## Exercise aim
Here are some records; quote them exactly, leaving out the pictures.

## Records shown
= = =
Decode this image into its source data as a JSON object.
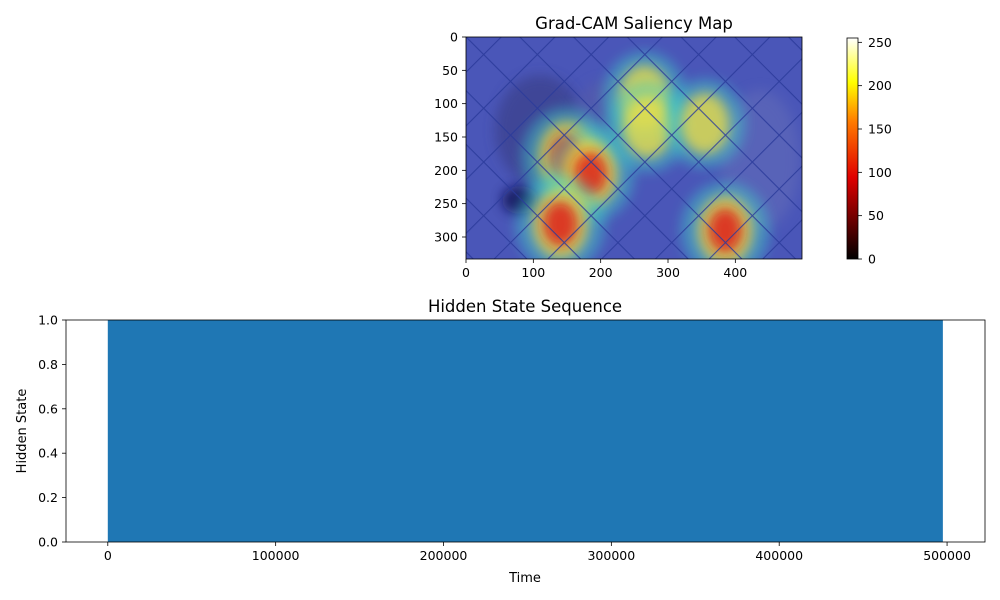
{
  "chart_data": [
    {
      "type": "heatmap",
      "title": "Grad-CAM Saliency Map",
      "xlabel": "",
      "ylabel": "",
      "xlim": [
        0,
        499
      ],
      "ylim": [
        333,
        0
      ],
      "xticks": [
        "0",
        "100",
        "200",
        "300",
        "400"
      ],
      "yticks": [
        "0",
        "50",
        "100",
        "150",
        "200",
        "250",
        "300"
      ],
      "colorbar": {
        "colormap": "hot",
        "range": [
          0,
          255
        ],
        "ticks": [
          "0",
          "50",
          "100",
          "150",
          "200",
          "250"
        ]
      },
      "hotspots": [
        {
          "x": 150,
          "y": 180,
          "intensity": 0.95
        },
        {
          "x": 185,
          "y": 205,
          "intensity": 0.8
        },
        {
          "x": 140,
          "y": 280,
          "intensity": 0.9
        },
        {
          "x": 385,
          "y": 290,
          "intensity": 0.85
        },
        {
          "x": 265,
          "y": 90,
          "intensity": 0.55
        },
        {
          "x": 270,
          "y": 135,
          "intensity": 0.5
        },
        {
          "x": 355,
          "y": 130,
          "intensity": 0.45
        }
      ]
    },
    {
      "type": "area",
      "title": "Hidden State Sequence",
      "xlabel": "Time",
      "ylabel": "Hidden State",
      "xlim": [
        -24900,
        522600
      ],
      "ylim": [
        0,
        1
      ],
      "x": [
        0,
        497500
      ],
      "y": [
        1,
        1
      ],
      "color": "#1f77b4",
      "xticks": [
        "0",
        "100000",
        "200000",
        "300000",
        "400000",
        "500000"
      ],
      "yticks": [
        "0.0",
        "0.2",
        "0.4",
        "0.6",
        "0.8",
        "1.0"
      ]
    }
  ]
}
= = =
## Response to the exercise
Decode this image into its source data as a JSON object.
{
  "chart_data": [
    {
      "type": "heatmap",
      "title": "Grad-CAM Saliency Map",
      "xlabel": "",
      "ylabel": "",
      "xlim": [
        0,
        499
      ],
      "ylim": [
        333,
        0
      ],
      "xticks": [
        "0",
        "100",
        "200",
        "300",
        "400"
      ],
      "yticks": [
        "0",
        "50",
        "100",
        "150",
        "200",
        "250",
        "300"
      ],
      "colorbar": {
        "colormap": "hot",
        "range": [
          0,
          255
        ],
        "ticks": [
          "0",
          "50",
          "100",
          "150",
          "200",
          "250"
        ]
      },
      "hotspots": [
        {
          "x": 150,
          "y": 180,
          "intensity": 0.95
        },
        {
          "x": 185,
          "y": 205,
          "intensity": 0.8
        },
        {
          "x": 140,
          "y": 280,
          "intensity": 0.9
        },
        {
          "x": 385,
          "y": 290,
          "intensity": 0.85
        },
        {
          "x": 265,
          "y": 90,
          "intensity": 0.55
        },
        {
          "x": 270,
          "y": 135,
          "intensity": 0.5
        },
        {
          "x": 355,
          "y": 130,
          "intensity": 0.45
        }
      ]
    },
    {
      "type": "area",
      "title": "Hidden State Sequence",
      "xlabel": "Time",
      "ylabel": "Hidden State",
      "xlim": [
        -24900,
        522600
      ],
      "ylim": [
        0,
        1
      ],
      "x": [
        0,
        497500
      ],
      "y": [
        1,
        1
      ],
      "color": "#1f77b4",
      "xticks": [
        "0",
        "100000",
        "200000",
        "300000",
        "400000",
        "500000"
      ],
      "yticks": [
        "0.0",
        "0.2",
        "0.4",
        "0.6",
        "0.8",
        "1.0"
      ]
    }
  ]
}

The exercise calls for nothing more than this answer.